◆ **Instructions for the task**
Go through the entries below and pick out every line with "this".

Recorded data
★ ★ ★ ★ ★ ★ ★

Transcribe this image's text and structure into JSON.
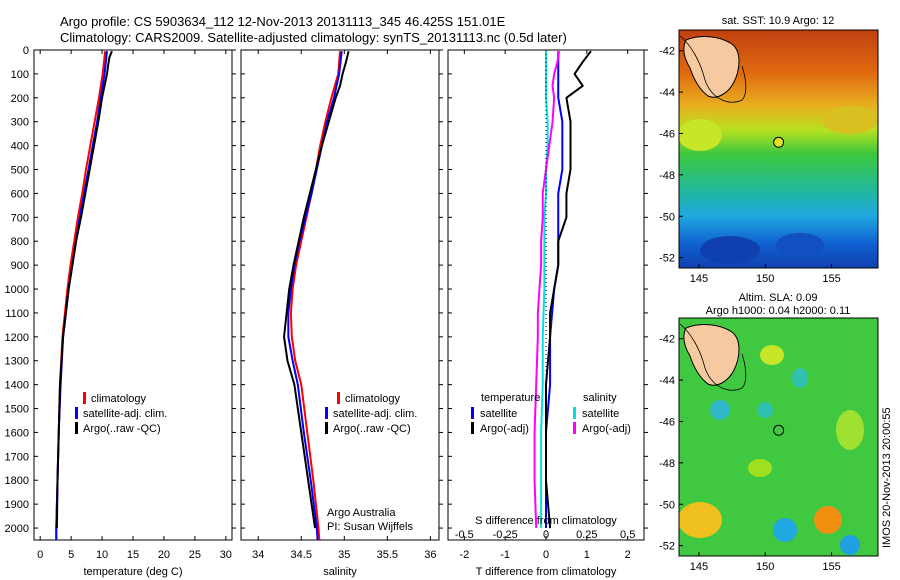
{
  "header": {
    "line1": "Argo profile: CS 5903634_112 12-Nov-2013 20131113_345 46.425S 151.01E",
    "line2": "Climatology: CARS2009. Satellite-adjusted climatology: synTS_20131113.nc (0.5d later)"
  },
  "side_label": "IMOS 20-Nov-2013 20:00:55",
  "map_sst": {
    "title": "sat. SST: 10.9 Argo: 12",
    "xticks": [
      "145",
      "150",
      "155"
    ],
    "yticks": [
      "-42",
      "-44",
      "-46",
      "-48",
      "-50",
      "-52"
    ],
    "colors": {
      "warm": "#e06010",
      "mid": "#3cc83c",
      "cold": "#1060d0",
      "land": "#f5caa0"
    }
  },
  "map_sla": {
    "title1": "Altim. SLA: 0.09",
    "title2": "Argo h1000: 0.04 h2000: 0.11",
    "xticks": [
      "145",
      "150",
      "155"
    ],
    "yticks": [
      "-42",
      "-44",
      "-46",
      "-48",
      "-50",
      "-52"
    ],
    "colors": {
      "bg": "#40c840",
      "land": "#f5caa0"
    }
  },
  "legend_temp": [
    "climatology",
    "satellite-adj. clim.",
    "Argo(..raw -QC)"
  ],
  "legend_sal": [
    "climatology",
    "satellite-adj. clim.",
    "Argo(..raw -QC)"
  ],
  "legend_diff": {
    "temperature_head": "temperature",
    "salinity_head": "salinity",
    "t_items": [
      "satellite",
      "Argo(-adj)"
    ],
    "s_items": [
      "satellite",
      "Argo(-adj)"
    ]
  },
  "argo_credit": [
    "Argo Australia",
    "PI: Susan Wijffels"
  ],
  "chart_data": [
    {
      "type": "line",
      "xlabel": "temperature (deg C)",
      "ylabel": "",
      "xlim": [
        -1,
        31
      ],
      "ylim": [
        2050,
        0
      ],
      "xticks": [
        0,
        5,
        10,
        15,
        20,
        25,
        30
      ],
      "yticks": [
        0,
        100,
        200,
        300,
        400,
        500,
        600,
        700,
        800,
        900,
        1000,
        1100,
        1200,
        1300,
        1400,
        1500,
        1600,
        1700,
        1800,
        1900,
        2000
      ],
      "colors": [
        "#ff0000",
        "#0000ff",
        "#000000"
      ],
      "series": [
        {
          "name": "climatology",
          "depth": [
            5,
            100,
            200,
            300,
            400,
            500,
            600,
            700,
            800,
            900,
            1000,
            1200,
            1400,
            1600,
            1800,
            2000,
            2050
          ],
          "values": [
            10.5,
            10.1,
            9.5,
            8.8,
            8.1,
            7.4,
            6.8,
            6.1,
            5.5,
            4.9,
            4.4,
            3.6,
            3.2,
            3.0,
            2.8,
            2.6,
            2.6
          ]
        },
        {
          "name": "satellite-adj. clim.",
          "depth": [
            5,
            100,
            200,
            300,
            400,
            500,
            600,
            700,
            800,
            900,
            1000,
            1200,
            1400,
            1600,
            1800,
            2000,
            2050
          ],
          "values": [
            10.8,
            10.4,
            9.8,
            9.2,
            8.5,
            7.8,
            7.1,
            6.4,
            5.8,
            5.2,
            4.6,
            3.7,
            3.3,
            3.0,
            2.8,
            2.6,
            2.6
          ]
        },
        {
          "name": "Argo(..raw -QC)",
          "depth": [
            5,
            30,
            60,
            100,
            150,
            200,
            300,
            400,
            500,
            600,
            700,
            800,
            900,
            1000,
            1200,
            1400,
            1600,
            1800,
            2000
          ],
          "values": [
            11.6,
            11.2,
            11.0,
            10.8,
            10.4,
            10.0,
            9.4,
            8.7,
            8.0,
            7.3,
            6.6,
            5.8,
            5.2,
            4.6,
            3.7,
            3.2,
            3.0,
            2.8,
            2.7
          ]
        }
      ]
    },
    {
      "type": "line",
      "xlabel": "salinity",
      "ylabel": "",
      "xlim": [
        33.8,
        36.1
      ],
      "ylim": [
        2050,
        0
      ],
      "xticks": [
        34,
        34.5,
        35,
        35.5,
        36
      ],
      "colors": [
        "#ff0000",
        "#0000ff",
        "#000000"
      ],
      "series": [
        {
          "name": "climatology",
          "depth": [
            5,
            100,
            200,
            300,
            400,
            500,
            600,
            700,
            800,
            900,
            1000,
            1100,
            1200,
            1300,
            1400,
            1600,
            1800,
            2000,
            2050
          ],
          "values": [
            34.95,
            34.93,
            34.85,
            34.78,
            34.72,
            34.67,
            34.62,
            34.56,
            34.5,
            34.44,
            34.4,
            34.38,
            34.39,
            34.43,
            34.5,
            34.57,
            34.64,
            34.7,
            34.71
          ]
        },
        {
          "name": "satellite-adj. clim.",
          "depth": [
            5,
            100,
            200,
            300,
            400,
            500,
            600,
            700,
            800,
            900,
            1000,
            1100,
            1200,
            1300,
            1400,
            1600,
            1800,
            2000,
            2050
          ],
          "values": [
            34.97,
            34.94,
            34.88,
            34.8,
            34.74,
            34.68,
            34.62,
            34.55,
            34.48,
            34.42,
            34.38,
            34.35,
            34.35,
            34.4,
            34.46,
            34.53,
            34.61,
            34.68,
            34.69
          ]
        },
        {
          "name": "Argo(..raw -QC)",
          "depth": [
            5,
            50,
            100,
            150,
            200,
            300,
            400,
            500,
            600,
            700,
            800,
            900,
            1000,
            1100,
            1200,
            1300,
            1400,
            1600,
            1800,
            2000
          ],
          "values": [
            35.05,
            35.02,
            34.98,
            34.95,
            34.9,
            34.82,
            34.74,
            34.67,
            34.6,
            34.53,
            34.47,
            34.41,
            34.36,
            34.33,
            34.3,
            34.34,
            34.42,
            34.5,
            34.58,
            34.66
          ]
        }
      ]
    },
    {
      "type": "line",
      "xlabel": "T difference from climatology",
      "xlabel_top": "S difference from climatology",
      "ylabel": "",
      "xlim": [
        -2.4,
        2.4
      ],
      "ylim": [
        2050,
        0
      ],
      "xticks_t": [
        -2,
        -1,
        0,
        1,
        2
      ],
      "xticks_s": [
        -0.5,
        -0.25,
        0,
        0.25,
        0.5
      ],
      "colors": [
        "#0000ff",
        "#000000",
        "#00e0e0",
        "#ff00ff"
      ],
      "series": [
        {
          "name": "satellite",
          "var": "temperature",
          "depth": [
            5,
            100,
            200,
            300,
            400,
            500,
            600,
            700,
            800,
            900,
            1000,
            1200,
            1400,
            1600,
            1800,
            2000
          ],
          "values": [
            0.3,
            0.3,
            0.3,
            0.4,
            0.4,
            0.4,
            0.3,
            0.3,
            0.3,
            0.3,
            0.2,
            0.1,
            0.1,
            0.0,
            0.0,
            0.0
          ]
        },
        {
          "name": "Argo(-adj)",
          "var": "temperature",
          "depth": [
            5,
            50,
            100,
            150,
            200,
            300,
            400,
            500,
            600,
            700,
            800,
            900,
            1000,
            1100,
            1200,
            1400,
            1600,
            1800,
            2000
          ],
          "values": [
            1.1,
            0.9,
            0.7,
            0.9,
            0.5,
            0.6,
            0.6,
            0.6,
            0.5,
            0.5,
            0.3,
            0.3,
            0.2,
            0.1,
            0.1,
            0.0,
            0.0,
            0.0,
            0.1
          ]
        },
        {
          "name": "satellite",
          "var": "salinity",
          "depth": [
            5,
            100,
            200,
            300,
            400,
            500,
            600,
            700,
            800,
            900,
            1000,
            1200,
            1400,
            1600,
            1800,
            2000
          ],
          "values": [
            0.0,
            0.0,
            0.0,
            0.01,
            0.01,
            0.0,
            0.0,
            -0.01,
            -0.01,
            -0.01,
            -0.01,
            -0.02,
            -0.02,
            -0.03,
            -0.03,
            -0.03
          ]
        },
        {
          "name": "Argo(-adj)",
          "var": "salinity",
          "depth": [
            5,
            50,
            100,
            150,
            200,
            300,
            400,
            500,
            600,
            700,
            800,
            900,
            1000,
            1100,
            1200,
            1400,
            1600,
            1800,
            2000
          ],
          "values": [
            0.08,
            0.07,
            0.05,
            0.04,
            0.05,
            0.04,
            0.02,
            0.0,
            -0.02,
            -0.02,
            -0.03,
            -0.03,
            -0.04,
            -0.05,
            -0.05,
            -0.06,
            -0.07,
            -0.07,
            -0.06
          ]
        }
      ]
    }
  ]
}
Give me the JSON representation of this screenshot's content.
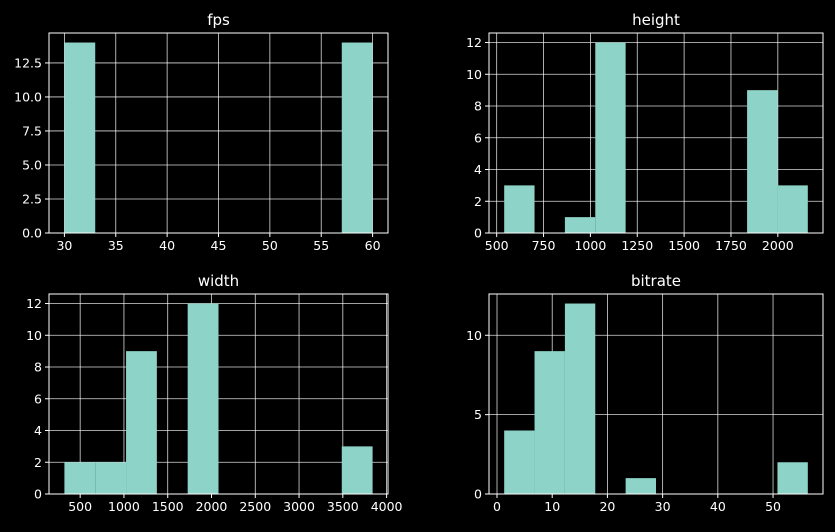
{
  "figure": {
    "background": "#000000",
    "text_color": "#ffffff",
    "grid_color": "#ffffff",
    "bar_color": "#8dd3c7",
    "bar_edge_color": "#ffffff"
  },
  "chart_data": [
    {
      "type": "bar",
      "subtype": "histogram",
      "title": "fps",
      "xlabel": "",
      "ylabel": "",
      "grid": true,
      "bin_edges": [
        30,
        33,
        36,
        39,
        42,
        45,
        48,
        51,
        54,
        57,
        60
      ],
      "counts": [
        14,
        0,
        0,
        0,
        0,
        0,
        0,
        0,
        0,
        14
      ],
      "xlim": [
        28.5,
        61.5
      ],
      "ylim": [
        0,
        14.7
      ],
      "xticks": [
        30,
        35,
        40,
        45,
        50,
        55,
        60
      ],
      "xtick_labels": [
        "30",
        "35",
        "40",
        "45",
        "50",
        "55",
        "60"
      ],
      "yticks": [
        0,
        2.5,
        5,
        7.5,
        10,
        12.5
      ],
      "ytick_labels": [
        "0.0",
        "2.5",
        "5.0",
        "7.5",
        "10.0",
        "12.5"
      ]
    },
    {
      "type": "bar",
      "subtype": "histogram",
      "title": "height",
      "xlabel": "",
      "ylabel": "",
      "grid": true,
      "bin_edges": [
        540,
        702,
        864,
        1026,
        1188,
        1350,
        1512,
        1674,
        1836,
        1998,
        2160
      ],
      "counts": [
        3,
        0,
        1,
        12,
        0,
        0,
        0,
        0,
        9,
        3
      ],
      "xlim": [
        459,
        2241
      ],
      "ylim": [
        0,
        12.6
      ],
      "xticks": [
        500,
        750,
        1000,
        1250,
        1500,
        1750,
        2000
      ],
      "xtick_labels": [
        "500",
        "750",
        "1000",
        "1250",
        "1500",
        "1750",
        "2000"
      ],
      "yticks": [
        0,
        2,
        4,
        6,
        8,
        10,
        12
      ],
      "ytick_labels": [
        "0",
        "2",
        "4",
        "6",
        "8",
        "10",
        "12"
      ]
    },
    {
      "type": "bar",
      "subtype": "histogram",
      "title": "width",
      "xlabel": "",
      "ylabel": "",
      "grid": true,
      "bin_edges": [
        320,
        672,
        1024,
        1376,
        1728,
        2080,
        2432,
        2784,
        3136,
        3488,
        3840
      ],
      "counts": [
        2,
        2,
        9,
        0,
        12,
        0,
        0,
        0,
        0,
        3
      ],
      "xlim": [
        144,
        4016
      ],
      "ylim": [
        0,
        12.6
      ],
      "xticks": [
        500,
        1000,
        1500,
        2000,
        2500,
        3000,
        3500,
        4000
      ],
      "xtick_labels": [
        "500",
        "1000",
        "1500",
        "2000",
        "2500",
        "3000",
        "3500",
        "4000"
      ],
      "yticks": [
        0,
        2,
        4,
        6,
        8,
        10,
        12
      ],
      "ytick_labels": [
        "0",
        "2",
        "4",
        "6",
        "8",
        "10",
        "12"
      ]
    },
    {
      "type": "bar",
      "subtype": "histogram",
      "title": "bitrate",
      "xlabel": "",
      "ylabel": "",
      "grid": true,
      "bin_edges": [
        1.3,
        6.8,
        12.3,
        17.8,
        23.3,
        28.8,
        34.3,
        39.8,
        45.3,
        50.8,
        56.3
      ],
      "counts": [
        4,
        9,
        12,
        0,
        1,
        0,
        0,
        0,
        0,
        2
      ],
      "xlim": [
        -1.45,
        59.05
      ],
      "ylim": [
        0,
        12.6
      ],
      "xticks": [
        0,
        10,
        20,
        30,
        40,
        50
      ],
      "xtick_labels": [
        "0",
        "10",
        "20",
        "30",
        "40",
        "50"
      ],
      "yticks": [
        0,
        5,
        10
      ],
      "ytick_labels": [
        "0",
        "5",
        "10"
      ]
    }
  ]
}
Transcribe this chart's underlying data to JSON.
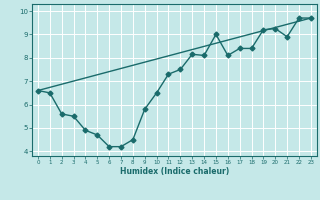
{
  "line1_x": [
    0,
    1,
    2,
    3,
    4,
    5,
    6,
    7,
    8,
    9,
    10,
    11,
    12,
    13,
    14,
    15,
    16,
    17,
    18,
    19,
    20,
    21,
    22,
    23
  ],
  "line1_y": [
    6.6,
    6.5,
    5.6,
    5.5,
    4.9,
    4.7,
    4.2,
    4.2,
    4.5,
    5.8,
    6.5,
    7.3,
    7.5,
    8.15,
    8.1,
    9.0,
    8.1,
    8.4,
    8.4,
    9.2,
    9.25,
    8.9,
    9.7,
    9.7
  ],
  "line2_x": [
    0,
    23
  ],
  "line2_y": [
    6.6,
    9.7
  ],
  "line_color": "#1a6b6b",
  "bg_color": "#c5e8e8",
  "grid_color": "#ffffff",
  "xlabel": "Humidex (Indice chaleur)",
  "xlim": [
    -0.5,
    23.5
  ],
  "ylim": [
    3.8,
    10.3
  ],
  "yticks": [
    4,
    5,
    6,
    7,
    8,
    9,
    10
  ],
  "xticks": [
    0,
    1,
    2,
    3,
    4,
    5,
    6,
    7,
    8,
    9,
    10,
    11,
    12,
    13,
    14,
    15,
    16,
    17,
    18,
    19,
    20,
    21,
    22,
    23
  ],
  "marker": "D",
  "markersize": 2.5,
  "linewidth": 1.0
}
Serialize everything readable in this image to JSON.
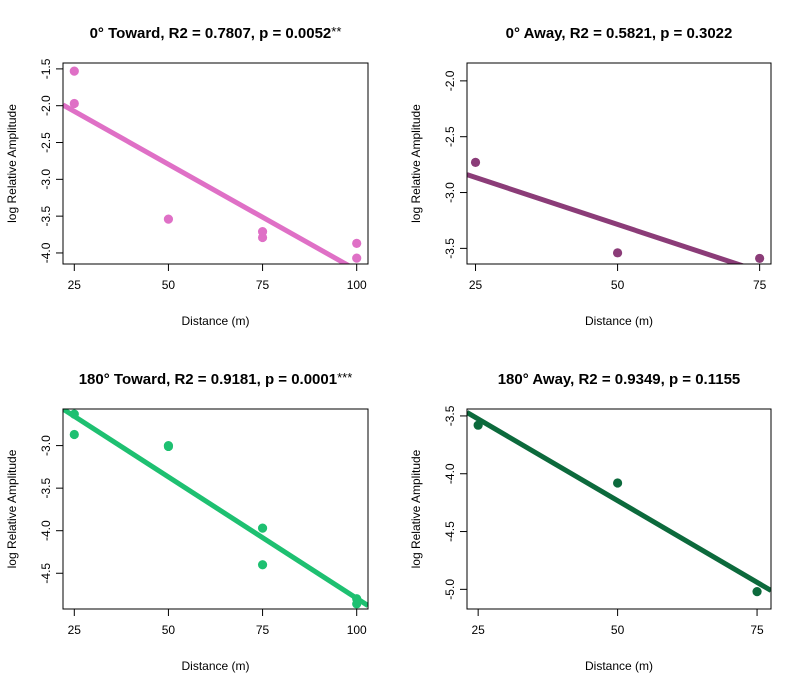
{
  "chart_data": [
    {
      "type": "scatter",
      "title": "0° Toward, R2 = 0.7807, p = 0.0052",
      "title_stars": "**",
      "xlabel": "Distance (m)",
      "ylabel": "log Relative Amplitude",
      "xlim": [
        22,
        103
      ],
      "ylim": [
        -4.15,
        -1.42
      ],
      "xticks": [
        25,
        50,
        75,
        100
      ],
      "xtick_labels": [
        "25",
        "50",
        "75",
        "100"
      ],
      "yticks": [
        -1.5,
        -2.0,
        -2.5,
        -3.0,
        -3.5,
        -4.0
      ],
      "ytick_labels": [
        "-1.5",
        "-2.0",
        "-2.5",
        "-3.0",
        "-3.5",
        "-4.0"
      ],
      "color": "#df70c6",
      "points": [
        [
          25,
          -1.53
        ],
        [
          25,
          -1.97
        ],
        [
          50,
          -3.54
        ],
        [
          75,
          -3.71
        ],
        [
          75,
          -3.79
        ],
        [
          100,
          -3.87
        ],
        [
          100,
          -4.07
        ]
      ],
      "fit_line": [
        [
          22,
          -1.99
        ],
        [
          103,
          -4.32
        ]
      ]
    },
    {
      "type": "scatter",
      "title": "0° Away, R2 = 0.5821, p = 0.3022",
      "title_stars": "",
      "xlabel": "Distance (m)",
      "ylabel": "log Relative Amplitude",
      "xlim": [
        23.5,
        77
      ],
      "ylim": [
        -3.64,
        -1.84
      ],
      "xticks": [
        25,
        50,
        75
      ],
      "xtick_labels": [
        "25",
        "50",
        "75"
      ],
      "yticks": [
        -2.0,
        -2.5,
        -3.0,
        -3.5
      ],
      "ytick_labels": [
        "-2.0",
        "-2.5",
        "-3.0",
        "-3.5"
      ],
      "color": "#8b3c78",
      "points": [
        [
          25,
          -2.73
        ],
        [
          50,
          -3.54
        ],
        [
          75,
          -3.59
        ]
      ],
      "fit_line": [
        [
          23.5,
          -2.84
        ],
        [
          77,
          -3.74
        ]
      ]
    },
    {
      "type": "scatter",
      "title": "180° Toward, R2 = 0.9181, p = 0.0001",
      "title_stars": "***",
      "xlabel": "Distance (m)",
      "ylabel": "log Relative Amplitude",
      "xlim": [
        22,
        103
      ],
      "ylim": [
        -4.92,
        -2.57
      ],
      "xticks": [
        25,
        50,
        75,
        100
      ],
      "xtick_labels": [
        "25",
        "50",
        "75",
        "100"
      ],
      "yticks": [
        -3.0,
        -3.5,
        -4.0,
        -4.5
      ],
      "ytick_labels": [
        "-3.0",
        "-3.5",
        "-4.0",
        "-4.5"
      ],
      "color": "#1ec071",
      "points": [
        [
          25,
          -2.63
        ],
        [
          25,
          -2.87
        ],
        [
          50,
          -3.0
        ],
        [
          50,
          -3.01
        ],
        [
          75,
          -3.97
        ],
        [
          75,
          -4.4
        ],
        [
          100,
          -4.8
        ],
        [
          100,
          -4.86
        ]
      ],
      "fit_line": [
        [
          22,
          -2.57
        ],
        [
          103,
          -4.88
        ]
      ]
    },
    {
      "type": "scatter",
      "title": "180° Away, R2 = 0.9349, p = 0.1155",
      "title_stars": "",
      "xlabel": "Distance (m)",
      "ylabel": "log Relative Amplitude",
      "xlim": [
        23,
        77.5
      ],
      "ylim": [
        -5.17,
        -3.44
      ],
      "xticks": [
        25,
        50,
        75
      ],
      "xtick_labels": [
        "25",
        "50",
        "75"
      ],
      "yticks": [
        -3.5,
        -4.0,
        -4.5,
        -5.0
      ],
      "ytick_labels": [
        "-3.5",
        "-4.0",
        "-4.5",
        "-5.0"
      ],
      "color": "#0c6a3c",
      "points": [
        [
          25,
          -3.58
        ],
        [
          50,
          -4.08
        ],
        [
          75,
          -5.02
        ]
      ],
      "fit_line": [
        [
          23,
          -3.47
        ],
        [
          77.5,
          -5.01
        ]
      ]
    }
  ]
}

★ ★ ★ ★ ★ ★ ★

◆ **Finished task**
Transcribe this image's text and structure into JSON.
Give me the JSON representation of this screenshot's content.
Transcribe this chart's underlying data to JSON.
Serialize everything readable in this image to JSON.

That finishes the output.